• [EXCERPTED TEXT]:
-- START --
TOMS RIVER, NJ — A referendum on a proposal to add the Seaside Heights School District to the Toms River Regional School District may not be held in March, as the districts await approval from the state commissioner of education.
The districts, which approved the wording for the referendum in early January, had hoped to hold the referendum March 12, one of four dates designated by the state Division on Elections for special school board elections in 2024.
As of Wednesday, however, the referendum has not received approval from the commissioner of education, Citta confirmed.
The state Department of Education on Jan. 31 said the petition remains under review and “has not progressed to the point of towns being approved to hold a vote.”
The review is required because the regionalization petition includes the request for Seaside Heights to withdraw from the Central Regional School District, said Michael Yaple, a spokesman for the state Department of Education. Seaside Heights has been part of Central Regional since the district — which serves middle and high school students — was formed in 1954. The district includes Seaside Park, Island Heights, Ocean Gate and Berkeley Township. It originally included Lacey Township, but that district withdrew in when it opened its own middle and high schools in 1981.
-- END --
• [ITEMS]:
-- START --
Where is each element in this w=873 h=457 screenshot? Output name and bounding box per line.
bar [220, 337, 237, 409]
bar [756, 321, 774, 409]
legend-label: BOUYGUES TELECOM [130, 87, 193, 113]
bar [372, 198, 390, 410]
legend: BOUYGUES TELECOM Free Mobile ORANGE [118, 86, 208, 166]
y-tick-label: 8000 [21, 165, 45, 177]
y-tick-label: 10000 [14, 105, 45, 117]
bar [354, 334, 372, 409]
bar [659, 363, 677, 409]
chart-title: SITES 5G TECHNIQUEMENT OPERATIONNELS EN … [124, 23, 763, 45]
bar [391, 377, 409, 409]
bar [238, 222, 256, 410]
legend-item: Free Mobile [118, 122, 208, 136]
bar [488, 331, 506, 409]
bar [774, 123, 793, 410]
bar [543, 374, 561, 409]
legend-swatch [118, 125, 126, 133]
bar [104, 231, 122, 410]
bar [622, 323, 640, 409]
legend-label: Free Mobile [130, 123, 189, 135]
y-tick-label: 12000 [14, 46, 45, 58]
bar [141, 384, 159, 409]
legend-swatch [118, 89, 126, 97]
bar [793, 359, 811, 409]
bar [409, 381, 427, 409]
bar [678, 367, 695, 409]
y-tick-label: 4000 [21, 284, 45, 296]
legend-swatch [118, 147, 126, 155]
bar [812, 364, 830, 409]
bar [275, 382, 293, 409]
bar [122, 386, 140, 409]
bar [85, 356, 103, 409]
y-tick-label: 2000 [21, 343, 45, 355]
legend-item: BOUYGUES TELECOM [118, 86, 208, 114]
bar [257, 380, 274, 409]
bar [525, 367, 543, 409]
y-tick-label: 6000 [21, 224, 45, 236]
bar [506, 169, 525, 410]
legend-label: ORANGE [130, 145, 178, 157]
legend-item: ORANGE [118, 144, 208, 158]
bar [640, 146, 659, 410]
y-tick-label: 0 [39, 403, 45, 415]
-- END --
• [WHAT TO DO]:
a: According to the referendum article, since what year has Seaside Heights been part of the Central Regional School District?
b: Condense the paragraph of the referendum article beginning "The districts, which approved the wording" into a bulleted list of its main facts.
c: Translate this sentence from the referendum article into Spanish: "The state Department of Education on Jan. 31 said the petition remains under review and “has not progressed to the point of towns being approved to hold a vote.”"
Answer from the referendum article alone.

• [EXERCISE RESULTS]:
a: Since 1954.

b:
- The districts approved the referendum wording in early January.
- They had hoped to hold the referendum on March 12.
- March 12 is one of four dates the state Division on Elections designated for special school board elections in 2024.

c: El Departamento de Educación del estado dijo el 31 de enero que la petición sigue en revisión y que «no ha avanzado hasta el punto de que se haya aprobado que los municipios celebren una votación».